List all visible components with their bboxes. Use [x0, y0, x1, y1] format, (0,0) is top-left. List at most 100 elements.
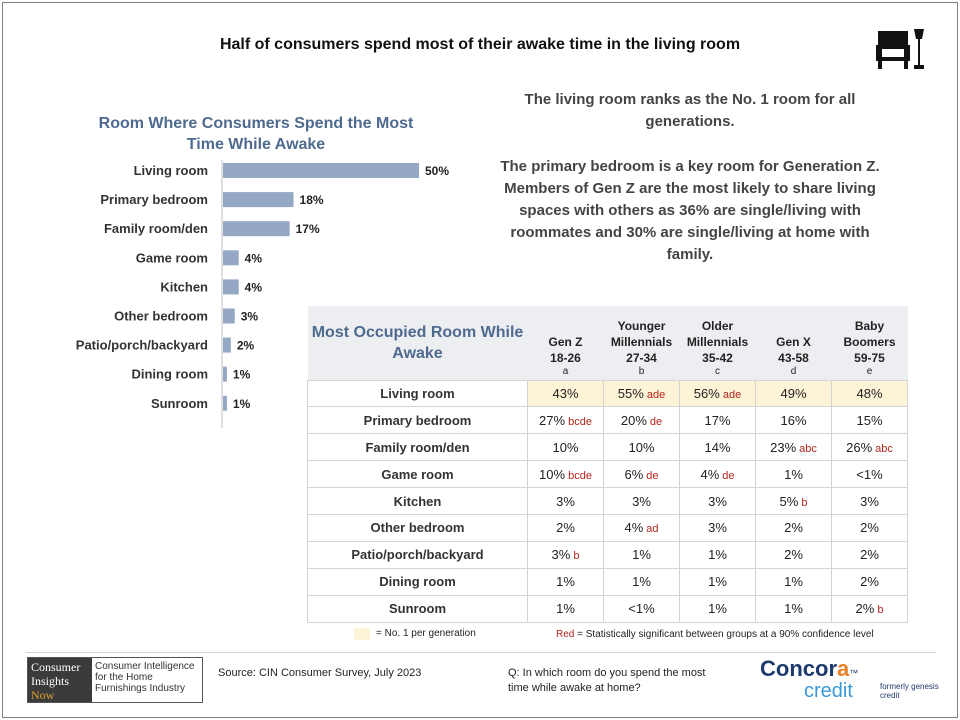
table-column-header: Gen Z 18-26 a [527, 306, 604, 380]
column-age-range: 18-26 [550, 350, 581, 365]
column-name: Gen Z [548, 334, 583, 349]
significance-letters: bcde [568, 415, 592, 428]
table-cell: 1% [755, 567, 832, 596]
page-title: Half of consumers spend most of their aw… [219, 36, 741, 53]
table-row: Living room 43% 55% ade 56% ade 49% 48% [307, 379, 908, 408]
cell-value: 2% [860, 574, 879, 590]
highlight-legend-text: = No. 1 per generation [376, 628, 476, 639]
table-column-header: Gen X 43-58 d [755, 306, 832, 380]
significance-letters: abc [799, 442, 817, 455]
cell-value: 27% [539, 412, 566, 428]
cin-logo-mark: Consumer Insights Now [28, 658, 92, 702]
cell-value: 10% [539, 466, 566, 482]
table-cell: 17% [679, 406, 756, 435]
cin-logo: Consumer Insights Now Consumer Intellige… [27, 657, 203, 703]
cell-value: 2% [855, 601, 875, 617]
table-cell: 3% [831, 487, 908, 515]
table-cell: <1% [831, 460, 908, 489]
footer-divider [26, 652, 936, 653]
column-letter: a [562, 365, 569, 377]
table-row: Kitchen 3% 3% 3% 5% b 3% [307, 487, 908, 515]
cell-value: 49% [780, 385, 807, 401]
cell-value: 43% [552, 385, 579, 401]
table-cell: 48% [831, 379, 908, 408]
table-title: Most Occupied Room While Awake [307, 306, 528, 380]
cell-value: 10% [552, 439, 579, 455]
row-label: Game room [307, 460, 528, 489]
significance-letters: ade [646, 388, 666, 401]
note-primary-bedroom: The primary bedroom is a key room for Ge… [500, 158, 880, 263]
cell-value: 1% [556, 601, 575, 617]
bar-value-label: 1% [233, 397, 251, 411]
column-name: Older Millennials [686, 318, 749, 349]
cell-value: <1% [628, 601, 655, 617]
cell-value: 2% [556, 520, 575, 536]
table-cell: 5% b [755, 487, 832, 515]
cell-value: 4% [624, 520, 644, 536]
table-cell: 4% de [679, 460, 756, 489]
bar [223, 192, 294, 208]
bar-value-label: 4% [245, 251, 263, 265]
bar [223, 163, 419, 178]
table-cell: 3% [679, 487, 756, 515]
table-cell: 2% [755, 513, 832, 542]
significance-letters: b [573, 550, 580, 563]
concora-word-prefix: Concor [760, 656, 837, 681]
bar-category-label: Sunroom [151, 396, 208, 411]
table-cell: 10% [527, 433, 604, 462]
significance-legend: Red = Statistically significant between … [556, 629, 874, 640]
table-row: Dining room 1% 1% 1% 1% 2% [307, 567, 908, 596]
cell-value: 10% [628, 439, 655, 455]
cell-value: 1% [784, 601, 803, 617]
cell-value: 17% [704, 412, 731, 428]
table-column-header: Older Millennials 35-42 c [679, 306, 756, 380]
source-text: Source: CIN Consumer Survey, July 2023 [218, 667, 422, 679]
bar [223, 337, 231, 353]
bar [223, 366, 227, 382]
significance-letters: b [801, 496, 808, 509]
bar-value-label: 50% [425, 164, 449, 178]
highlight-legend-swatch [354, 628, 370, 640]
cin-logo-line1: Consumer [31, 660, 81, 674]
table-row: Game room 10% bcde 6% de 4% de 1% <1% [307, 460, 908, 489]
column-name: Younger Millennials [610, 318, 673, 349]
bar-value-label: 1% [233, 368, 251, 382]
table-cell: 2% [831, 513, 908, 542]
cell-value: 3% [708, 493, 727, 509]
cell-value: 1% [784, 574, 803, 590]
bar-category-label: Family room/den [104, 221, 208, 236]
cell-value: 3% [551, 547, 571, 563]
table-cell: 1% [679, 594, 756, 623]
table-row: Sunroom 1% <1% 1% 1% 2% b [307, 594, 908, 623]
cell-value: 6% [624, 466, 644, 482]
significance-letters: ad [646, 523, 659, 536]
cell-value: 4% [700, 466, 720, 482]
cin-logo-tagline: Consumer Intelligence for the Home Furni… [95, 661, 195, 694]
cell-value: 56% [693, 385, 720, 401]
table-cell: 15% [831, 406, 908, 435]
significance-letters: bcde [568, 469, 592, 482]
table-column-header: Younger Millennials 27-34 b [603, 306, 680, 380]
column-age-range: 43-58 [778, 350, 809, 365]
concora-credit: credit [804, 680, 853, 702]
cell-value: 23% [770, 439, 797, 455]
table-cell: 27% bcde [527, 406, 604, 435]
cell-value: 1% [632, 547, 651, 563]
table-row: Family room/den 10% 10% 14% 23% abc 26% abc [307, 433, 908, 462]
significance-letters: b [877, 604, 884, 617]
column-name: Baby Boomers [843, 318, 896, 349]
table-cell: 56% ade [679, 379, 756, 408]
bar-category-label: Patio/porch/backyard [76, 338, 208, 353]
table-row: Other bedroom 2% 4% ad 3% 2% 2% [307, 513, 908, 542]
cell-value: 16% [780, 412, 807, 428]
table-cell: 2% b [831, 594, 908, 623]
bar-category-label: Primary bedroom [100, 192, 208, 207]
significance-legend-text: = Statistically significant between grou… [574, 629, 874, 640]
table-cell: 1% [603, 540, 680, 569]
bar-chart-title: Room Where Consumers Spend the Most Time… [98, 115, 414, 153]
cell-value: 20% [620, 412, 647, 428]
column-age-range: 59-75 [854, 350, 885, 365]
question-text: Q: In which room do you spend the most t… [508, 667, 706, 694]
cin-logo-line2: Insights [31, 674, 70, 688]
table-cell: 2% [831, 540, 908, 569]
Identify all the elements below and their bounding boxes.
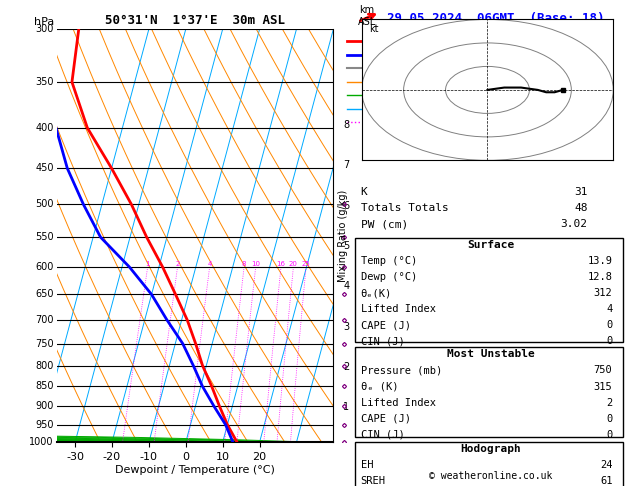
Text: 16: 16 [277, 261, 286, 267]
FancyBboxPatch shape [355, 442, 623, 486]
Text: 300: 300 [35, 24, 54, 34]
Text: Hodograph: Hodograph [460, 444, 521, 454]
Text: 13.9: 13.9 [587, 256, 613, 266]
Text: θₑ(K): θₑ(K) [360, 288, 392, 298]
Text: 750: 750 [35, 339, 54, 348]
Text: CIN (J): CIN (J) [360, 430, 404, 440]
Text: Mixing Ratio (g/kg): Mixing Ratio (g/kg) [338, 190, 348, 282]
Text: 0: 0 [606, 320, 613, 330]
Text: CAPE (J): CAPE (J) [360, 414, 411, 424]
Text: 4: 4 [208, 261, 212, 267]
Text: 25: 25 [302, 261, 311, 267]
Text: SREH: SREH [360, 476, 386, 486]
Text: 312: 312 [594, 288, 613, 298]
Text: 4: 4 [606, 304, 613, 314]
Text: 500: 500 [35, 199, 54, 209]
Text: 550: 550 [35, 232, 54, 242]
Text: CIN (J): CIN (J) [360, 336, 404, 347]
Text: 600: 600 [35, 262, 54, 272]
Text: Dewp (°C): Dewp (°C) [360, 272, 417, 282]
Text: 24: 24 [600, 460, 613, 470]
Text: PW (cm): PW (cm) [360, 219, 408, 229]
Text: 0: 0 [606, 336, 613, 347]
Text: 750: 750 [594, 365, 613, 376]
Text: Temp (°C): Temp (°C) [360, 256, 417, 266]
Text: Lifted Index: Lifted Index [360, 304, 435, 314]
Text: 12.8: 12.8 [587, 272, 613, 282]
Text: Totals Totals: Totals Totals [360, 203, 448, 213]
Text: 700: 700 [35, 315, 54, 325]
Text: 20: 20 [289, 261, 298, 267]
Text: 350: 350 [35, 77, 54, 87]
Text: 950: 950 [35, 419, 54, 430]
Text: Surface: Surface [467, 240, 515, 250]
Text: 1000: 1000 [30, 437, 54, 447]
Text: 8: 8 [242, 261, 247, 267]
Text: 1: 1 [145, 261, 150, 267]
Text: θₑ (K): θₑ (K) [360, 382, 398, 392]
Text: 315: 315 [594, 382, 613, 392]
Text: km
ASL: km ASL [357, 5, 376, 27]
FancyBboxPatch shape [355, 347, 623, 437]
Legend: Temperature, Dewpoint, Parcel Trajectory, Dry Adiabat, Wet Adiabat, Isotherm, Mi: Temperature, Dewpoint, Parcel Trajectory… [343, 34, 451, 131]
Text: CAPE (J): CAPE (J) [360, 320, 411, 330]
Text: 650: 650 [35, 290, 54, 299]
Text: Lifted Index: Lifted Index [360, 398, 435, 408]
Text: hPa: hPa [35, 17, 55, 27]
Text: 61: 61 [600, 476, 613, 486]
Text: Pressure (mb): Pressure (mb) [360, 365, 442, 376]
Text: 2: 2 [175, 261, 180, 267]
Text: EH: EH [360, 460, 373, 470]
Text: K: K [360, 187, 367, 197]
Text: 800: 800 [35, 361, 54, 371]
Text: 3.02: 3.02 [560, 219, 587, 229]
Text: 0: 0 [606, 430, 613, 440]
Text: 31: 31 [574, 187, 587, 197]
Text: 0: 0 [606, 414, 613, 424]
Text: Most Unstable: Most Unstable [447, 349, 535, 360]
FancyBboxPatch shape [355, 238, 623, 342]
Text: 48: 48 [574, 203, 587, 213]
Text: 29.05.2024  06GMT  (Base: 18): 29.05.2024 06GMT (Base: 18) [387, 12, 605, 25]
X-axis label: Dewpoint / Temperature (°C): Dewpoint / Temperature (°C) [115, 465, 275, 475]
Title: 50°31'N  1°37'E  30m ASL: 50°31'N 1°37'E 30m ASL [105, 14, 285, 27]
Text: 400: 400 [35, 123, 54, 133]
Text: 10: 10 [251, 261, 260, 267]
Text: 2: 2 [606, 398, 613, 408]
Text: kt: kt [369, 24, 379, 34]
Text: 900: 900 [35, 401, 54, 411]
Text: 850: 850 [35, 382, 54, 392]
Text: © weatheronline.co.uk: © weatheronline.co.uk [429, 471, 552, 481]
Text: 450: 450 [35, 163, 54, 174]
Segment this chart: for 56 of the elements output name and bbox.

*****

Rewrite the material as a Markdown table with the columns "Row" and "Entry," starting at the line containing "table-column-header: Gen Z" and ending at the line containing "page-title: Half of". Number each line, leave out any blank lines, and include nothing outside that stretch.

### WORKED SOLUTION
| Row | Entry |
|---|---|
| 1 | table-column-header: Gen Z 18-26 a [527, 306, 604, 380] |
| 2 | column-age-range: 18-26 [550, 350, 581, 365] |
| 3 | column-name: Gen Z [548, 334, 583, 349] |
| 4 | significance-letters: bcde [568, 415, 592, 428] |
| 5 | table-cell: 1% [755, 567, 832, 596] |
| 6 | page-title: Half of consumers spend most of their aw… [219, 36, 741, 53] |